>>>>
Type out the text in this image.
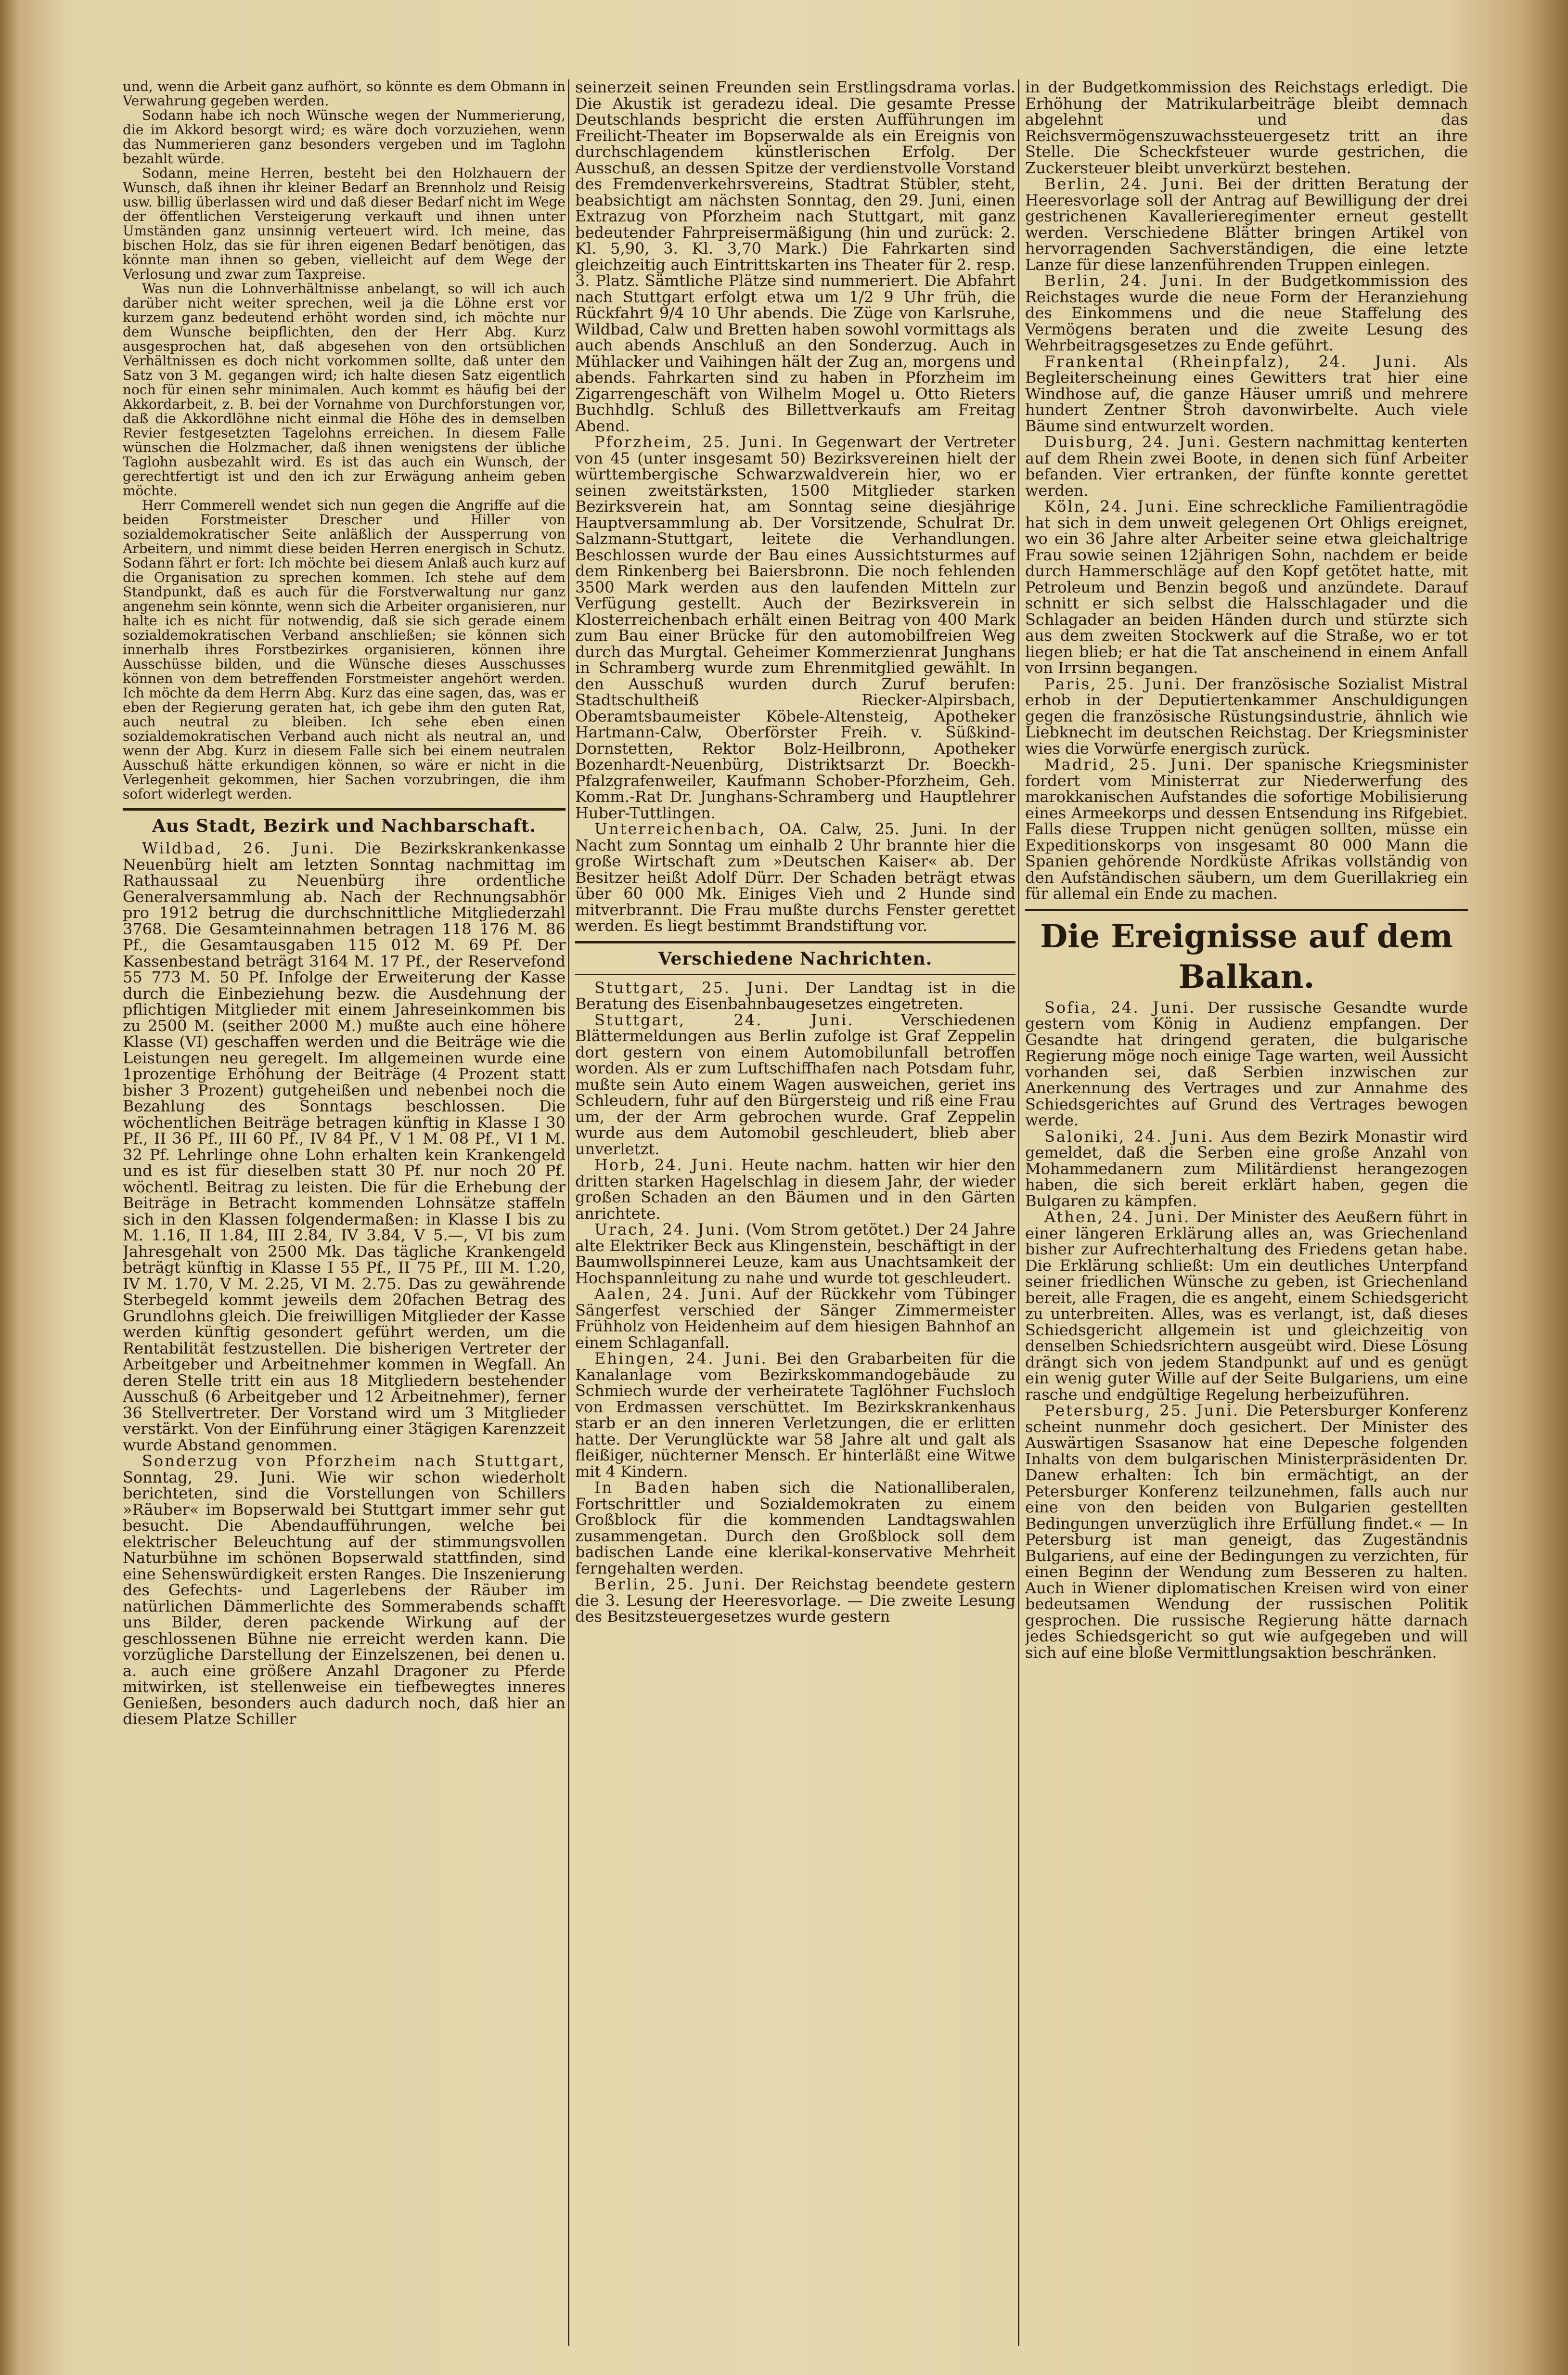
und, wenn die Arbeit ganz aufhört, so könnte es dem Obmann in Verwahrung gegeben werden.

Sodann habe ich noch Wünsche wegen der Nummerierung, die im Akkord besorgt wird; es wäre doch vorzuziehen, wenn das Nummerieren ganz besonders vergeben und im Taglohn bezahlt würde.

Sodann, meine Herren, besteht bei den Holzhauern der Wunsch, daß ihnen ihr kleiner Bedarf an Brennholz und Reisig usw. billig überlassen wird und daß dieser Bedarf nicht im Wege der öffentlichen Versteigerung verkauft und ihnen unter Umständen ganz unsinnig verteuert wird. Ich meine, das bischen Holz, das sie für ihren eigenen Bedarf benötigen, das könnte man ihnen so geben, vielleicht auf dem Wege der Verlosung und zwar zum Taxpreise.

Was nun die Lohnverhältnisse anbelangt, so will ich auch darüber nicht weiter sprechen, weil ja die Löhne erst vor kurzem ganz bedeutend erhöht worden sind, ich möchte nur dem Wunsche beipflichten, den der Herr Abg. Kurz ausgesprochen hat, daß abgesehen von den ortsüblichen Verhältnissen es doch nicht vorkommen sollte, daß unter den Satz von 3 M. gegangen wird; ich halte diesen Satz eigentlich noch für einen sehr minimalen. Auch kommt es häufig bei der Akkordarbeit, z. B. bei der Vornahme von Durchforstungen vor, daß die Akkordlöhne nicht einmal die Höhe des in demselben Revier festgesetzten Tagelohns erreichen. In diesem Falle wünschen die Holzmacher, daß ihnen wenigstens der übliche Taglohn ausbezahlt wird. Es ist das auch ein Wunsch, der gerechtfertigt ist und den ich zur Erwägung anheim geben möchte.

Herr Commerell wendet sich nun gegen die Angriffe auf die beiden Forstmeister Drescher und Hiller von sozialdemokratischer Seite anläßlich der Aussperrung von Arbeitern, und nimmt diese beiden Herren energisch in Schutz. Sodann fährt er fort: Ich möchte bei diesem Anlaß auch kurz auf die Organisation zu sprechen kommen. Ich stehe auf dem Standpunkt, daß es auch für die Forstverwaltung nur ganz angenehm sein könnte, wenn sich die Arbeiter organisieren, nur halte ich es nicht für notwendig, daß sie sich gerade einem sozialdemokratischen Verband anschließen; sie können sich innerhalb ihres Forstbezirkes organisieren, können ihre Ausschüsse bilden, und die Wünsche dieses Ausschusses können von dem betreffenden Forstmeister angehört werden. Ich möchte da dem Herrn Abg. Kurz das eine sagen, das, was er eben der Regierung geraten hat, ich gebe ihm den guten Rat, auch neutral zu bleiben. Ich sehe eben einen sozialdemokratischen Verband auch nicht als neutral an, und wenn der Abg. Kurz in diesem Falle sich bei einem neutralen Ausschuß hätte erkundigen können, so wäre er nicht in die Verlegenheit gekommen, hier Sachen vorzubringen, die ihm sofort widerlegt werden.

Aus Stadt, Bezirk und Nachbarschaft.

Wildbad, 26. Juni. Die Bezirkskrankenkasse Neuenbürg hielt am letzten Sonntag nachmittag im Rathaussaal zu Neuenbürg ihre ordentliche Generalversammlung ab. Nach der Rechnungsabhör pro 1912 betrug die durchschnittliche Mitgliederzahl 3768. Die Gesamteinnahmen betragen 118 176 M. 86 Pf., die Gesamtausgaben 115 012 M. 69 Pf. Der Kassenbestand beträgt 3164 M. 17 Pf., der Reservefond 55 773 M. 50 Pf. Infolge der Erweiterung der Kasse durch die Einbeziehung bezw. die Ausdehnung der pflichtigen Mitglieder mit einem Jahreseinkommen bis zu 2500 M. (seither 2000 M.) mußte auch eine höhere Klasse (VI) geschaffen werden und die Beiträge wie die Leistungen neu geregelt. Im allgemeinen wurde eine 1prozentige Erhöhung der Beiträge (4 Prozent statt bisher 3 Prozent) gutgeheißen und nebenbei noch die Bezahlung des Sonntags beschlossen. Die wöchentlichen Beiträge betragen künftig in Klasse I 30 Pf., II 36 Pf., III 60 Pf., IV 84 Pf., V 1 M. 08 Pf., VI 1 M. 32 Pf. Lehrlinge ohne Lohn erhalten kein Krankengeld und es ist für dieselben statt 30 Pf. nur noch 20 Pf. wöchentl. Beitrag zu leisten. Die für die Erhebung der Beiträge in Betracht kommenden Lohnsätze staffeln sich in den Klassen folgendermaßen: in Klasse I bis zu M. 1.16, II 1.84, III 2.84, IV 3.84, V 5.—, VI bis zum Jahresgehalt von 2500 Mk. Das tägliche Krankengeld beträgt künftig in Klasse I 55 Pf., II 75 Pf., III M. 1.20, IV M. 1.70, V M. 2.25, VI M. 2.75. Das zu gewährende Sterbegeld kommt jeweils dem 20fachen Betrag des Grundlohns gleich. Die freiwilligen Mitglieder der Kasse werden künftig gesondert geführt werden, um die Rentabilität festzustellen. Die bisherigen Vertreter der Arbeitgeber und Arbeitnehmer kommen in Wegfall. An deren Stelle tritt ein aus 18 Mitgliedern bestehender Ausschuß (6 Arbeitgeber und 12 Arbeitnehmer), ferner 36 Stellvertreter. Der Vorstand wird um 3 Mitglieder verstärkt. Von der Einführung einer 3tägigen Karenzzeit wurde Abstand genommen.

Sonderzug von Pforzheim nach Stuttgart, Sonntag, 29. Juni. Wie wir schon wiederholt berichteten, sind die Vorstellungen von Schillers »Räuber« im Bopserwald bei Stuttgart immer sehr gut besucht. Die Abendaufführungen, welche bei elektrischer Beleuchtung auf der stimmungsvollen Naturbühne im schönen Bopserwald stattfinden, sind eine Sehenswürdigkeit ersten Ranges. Die Inszenierung des Gefechts- und Lagerlebens der Räuber im natürlichen Dämmerlichte des Sommerabends schafft uns Bilder, deren packende Wirkung auf der geschlossenen Bühne nie erreicht werden kann. Die vorzügliche Darstellung der Einzelszenen, bei denen u. a. auch eine größere Anzahl Dragoner zu Pferde mitwirken, ist stellenweise ein tiefbewegtes inneres Genießen, besonders auch dadurch noch, daß hier an diesem Platze Schiller

seinerzeit seinen Freunden sein Erstlingsdrama vorlas. Die Akustik ist geradezu ideal. Die gesamte Presse Deutschlands bespricht die ersten Aufführungen im Freilicht-Theater im Bopserwalde als ein Ereignis von durchschlagendem künstlerischen Erfolg. Der Ausschuß, an dessen Spitze der verdienstvolle Vorstand des Fremdenverkehrsvereins, Stadtrat Stübler, steht, beabsichtigt am nächsten Sonntag, den 29. Juni, einen Extrazug von Pforzheim nach Stuttgart, mit ganz bedeutender Fahrpreisermäßigung (hin und zurück: 2. Kl. 5,90, 3. Kl. 3,70 Mark.) Die Fahrkarten sind gleichzeitig auch Eintrittskarten ins Theater für 2. resp. 3. Platz. Sämtliche Plätze sind nummeriert. Die Abfahrt nach Stuttgart erfolgt etwa um 1/2 9 Uhr früh, die Rückfahrt 9/4 10 Uhr abends. Die Züge von Karlsruhe, Wildbad, Calw und Bretten haben sowohl vormittags als auch abends Anschluß an den Sonderzug. Auch in Mühlacker und Vaihingen hält der Zug an, morgens und abends. Fahrkarten sind zu haben in Pforzheim im Zigarrengeschäft von Wilhelm Mogel u. Otto Rieters Buchhdlg. Schluß des Billettverkaufs am Freitag Abend.

Pforzheim, 25. Juni. In Gegenwart der Vertreter von 45 (unter insgesamt 50) Bezirksvereinen hielt der württembergische Schwarzwaldverein hier, wo er seinen zweitstärksten, 1500 Mitglieder starken Bezirksverein hat, am Sonntag seine diesjährige Hauptversammlung ab. Der Vorsitzende, Schulrat Dr. Salzmann-Stuttgart, leitete die Verhandlungen. Beschlossen wurde der Bau eines Aussichtsturmes auf dem Rinkenberg bei Baiersbronn. Die noch fehlenden 3500 Mark werden aus den laufenden Mitteln zur Verfügung gestellt. Auch der Bezirksverein in Klosterreichenbach erhält einen Beitrag von 400 Mark zum Bau einer Brücke für den automobilfreien Weg durch das Murgtal. Geheimer Kommerzienrat Junghans in Schramberg wurde zum Ehrenmitglied gewählt. In den Ausschuß wurden durch Zuruf berufen: Stadtschultheiß Riecker-Alpirsbach, Oberamtsbaumeister Köbele-Altensteig, Apotheker Hartmann-Calw, Oberförster Freih. v. Süßkind-Dornstetten, Rektor Bolz-Heilbronn, Apotheker Bozenhardt-Neuenbürg, Distriktsarzt Dr. Boeckh-Pfalzgrafenweiler, Kaufmann Schober-Pforzheim, Geh. Komm.-Rat Dr. Junghans-Schramberg und Hauptlehrer Huber-Tuttlingen.

Unterreichenbach, OA. Calw, 25. Juni. In der Nacht zum Sonntag um einhalb 2 Uhr brannte hier die große Wirtschaft zum »Deutschen Kaiser« ab. Der Besitzer heißt Adolf Dürr. Der Schaden beträgt etwas über 60 000 Mk. Einiges Vieh und 2 Hunde sind mitverbrannt. Die Frau mußte durchs Fenster gerettet werden. Es liegt bestimmt Brandstiftung vor.

Verschiedene Nachrichten.

Stuttgart, 25. Juni. Der Landtag ist in die Beratung des Eisenbahnbaugesetzes eingetreten.

Stuttgart, 24. Juni. Verschiedenen Blättermeldungen aus Berlin zufolge ist Graf Zeppelin dort gestern von einem Automobilunfall betroffen worden. Als er zum Luftschiffhafen nach Potsdam fuhr, mußte sein Auto einem Wagen ausweichen, geriet ins Schleudern, fuhr auf den Bürgersteig und riß eine Frau um, der der Arm gebrochen wurde. Graf Zeppelin wurde aus dem Automobil geschleudert, blieb aber unverletzt.

Horb, 24. Juni. Heute nachm. hatten wir hier den dritten starken Hagelschlag in diesem Jahr, der wieder großen Schaden an den Bäumen und in den Gärten anrichtete.

Urach, 24. Juni. (Vom Strom getötet.) Der 24 Jahre alte Elektriker Beck aus Klingenstein, beschäftigt in der Baumwollspinnerei Leuze, kam aus Unachtsamkeit der Hochspannleitung zu nahe und wurde tot geschleudert.

Aalen, 24. Juni. Auf der Rückkehr vom Tübinger Sängerfest verschied der Sänger Zimmermeister Frühholz von Heidenheim auf dem hiesigen Bahnhof an einem Schlaganfall.

Ehingen, 24. Juni. Bei den Grabarbeiten für die Kanalanlage vom Bezirkskommandogebäude zu Schmiech wurde der verheiratete Taglöhner Fuchsloch von Erdmassen verschüttet. Im Bezirkskrankenhaus starb er an den inneren Verletzungen, die er erlitten hatte. Der Verunglückte war 58 Jahre alt und galt als fleißiger, nüchterner Mensch. Er hinterläßt eine Witwe mit 4 Kindern.

In Baden haben sich die Nationalliberalen, Fortschrittler und Sozialdemokraten zu einem Großblock für die kommenden Landtagswahlen zusammengetan. Durch den Großblock soll dem badischen Lande eine klerikal-konservative Mehrheit ferngehalten werden.

Berlin, 25. Juni. Der Reichstag beendete gestern die 3. Lesung der Heeresvorlage. — Die zweite Lesung des Besitzsteuergesetzes wurde gestern

in der Budgetkommission des Reichstags erledigt. Die Erhöhung der Matrikularbeiträge bleibt demnach abgelehnt und das Reichsvermögenszuwachssteuergesetz tritt an ihre Stelle. Die Scheckfsteuer wurde gestrichen, die Zuckersteuer bleibt unverkürzt bestehen.

Berlin, 24. Juni. Bei der dritten Beratung der Heeresvorlage soll der Antrag auf Bewilligung der drei gestrichenen Kavallerieregimenter erneut gestellt werden. Verschiedene Blätter bringen Artikel von hervorragenden Sachverständigen, die eine letzte Lanze für diese lanzenführenden Truppen einlegen.

Berlin, 24. Juni. In der Budgetkommission des Reichstages wurde die neue Form der Heranziehung des Einkommens und die neue Staffelung des Vermögens beraten und die zweite Lesung des Wehrbeitragsgesetzes zu Ende geführt.

Frankental (Rheinpfalz), 24. Juni. Als Begleiterscheinung eines Gewitters trat hier eine Windhose auf, die ganze Häuser umriß und mehrere hundert Zentner Stroh davonwirbelte. Auch viele Bäume sind entwurzelt worden.

Duisburg, 24. Juni. Gestern nachmittag kenterten auf dem Rhein zwei Boote, in denen sich fünf Arbeiter befanden. Vier ertranken, der fünfte konnte gerettet werden.

Köln, 24. Juni. Eine schreckliche Familientragödie hat sich in dem unweit gelegenen Ort Ohligs ereignet, wo ein 36 Jahre alter Arbeiter seine etwa gleichaltrige Frau sowie seinen 12jährigen Sohn, nachdem er beide durch Hammerschläge auf den Kopf getötet hatte, mit Petroleum und Benzin begoß und anzündete. Darauf schnitt er sich selbst die Halsschlagader und die Schlagader an beiden Händen durch und stürzte sich aus dem zweiten Stockwerk auf die Straße, wo er tot liegen blieb; er hat die Tat anscheinend in einem Anfall von Irrsinn begangen.

Paris, 25. Juni. Der französische Sozialist Mistral erhob in der Deputiertenkammer Anschuldigungen gegen die französische Rüstungsindustrie, ähnlich wie Liebknecht im deutschen Reichstag. Der Kriegsminister wies die Vorwürfe energisch zurück.

Madrid, 25. Juni. Der spanische Kriegsminister fordert vom Ministerrat zur Niederwerfung des marokkanischen Aufstandes die sofortige Mobilisierung eines Armeekorps und dessen Entsendung ins Rifgebiet. Falls diese Truppen nicht genügen sollten, müsse ein Expeditionskorps von insgesamt 80 000 Mann die Spanien gehörende Nordküste Afrikas vollständig von den Aufständischen säubern, um dem Guerillakrieg ein für allemal ein Ende zu machen.

Die Ereignisse auf dem Balkan.

Sofia, 24. Juni. Der russische Gesandte wurde gestern vom König in Audienz empfangen. Der Gesandte hat dringend geraten, die bulgarische Regierung möge noch einige Tage warten, weil Aussicht vorhanden sei, daß Serbien inzwischen zur Anerkennung des Vertrages und zur Annahme des Schiedsgerichtes auf Grund des Vertrages bewogen werde.

Saloniki, 24. Juni. Aus dem Bezirk Monastir wird gemeldet, daß die Serben eine große Anzahl von Mohammedanern zum Militärdienst herangezogen haben, die sich bereit erklärt haben, gegen die Bulgaren zu kämpfen.

Athen, 24. Juni. Der Minister des Aeußern führt in einer längeren Erklärung alles an, was Griechenland bisher zur Aufrechterhaltung des Friedens getan habe. Die Erklärung schließt: Um ein deutliches Unterpfand seiner friedlichen Wünsche zu geben, ist Griechenland bereit, alle Fragen, die es angeht, einem Schiedsgericht zu unterbreiten. Alles, was es verlangt, ist, daß dieses Schiedsgericht allgemein ist und gleichzeitig von denselben Schiedsrichtern ausgeübt wird. Diese Lösung drängt sich von jedem Standpunkt auf und es genügt ein wenig guter Wille auf der Seite Bulgariens, um eine rasche und endgültige Regelung herbeizuführen.

Petersburg, 25. Juni. Die Petersburger Konferenz scheint nunmehr doch gesichert. Der Minister des Auswärtigen Ssasanow hat eine Depesche folgenden Inhalts von dem bulgarischen Ministerpräsidenten Dr. Danew erhalten: Ich bin ermächtigt, an der Petersburger Konferenz teilzunehmen, falls auch nur eine von den beiden von Bulgarien gestellten Bedingungen unverzüglich ihre Erfüllung findet.« — In Petersburg ist man geneigt, das Zugeständnis Bulgariens, auf eine der Bedingungen zu verzichten, für einen Beginn der Wendung zum Besseren zu halten. Auch in Wiener diplomatischen Kreisen wird von einer bedeutsamen Wendung der russischen Politik gesprochen. Die russische Regierung hätte darnach jedes Schiedsgericht so gut wie aufgegeben und will sich auf eine bloße Vermittlungsaktion beschränken.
<<<<
TASK DETAILS: From the records given above, copy all lines containing "Beratung".

EXERCISE RESULT:
Stuttgart, 25. Juni. Der Landtag ist in die Beratung des Eisenbahnbaugesetzes eingetreten.
Berlin, 24. Juni. Bei der dritten Beratung der Heeresvorlage soll der Antrag auf Bewilligung der drei gestrichenen Kavallerieregimenter erneut gestellt werden. Verschiedene Blätter bringen Artikel von hervorragenden Sachverständigen, die eine letzte Lanze für diese lanzenführenden Truppen einlegen.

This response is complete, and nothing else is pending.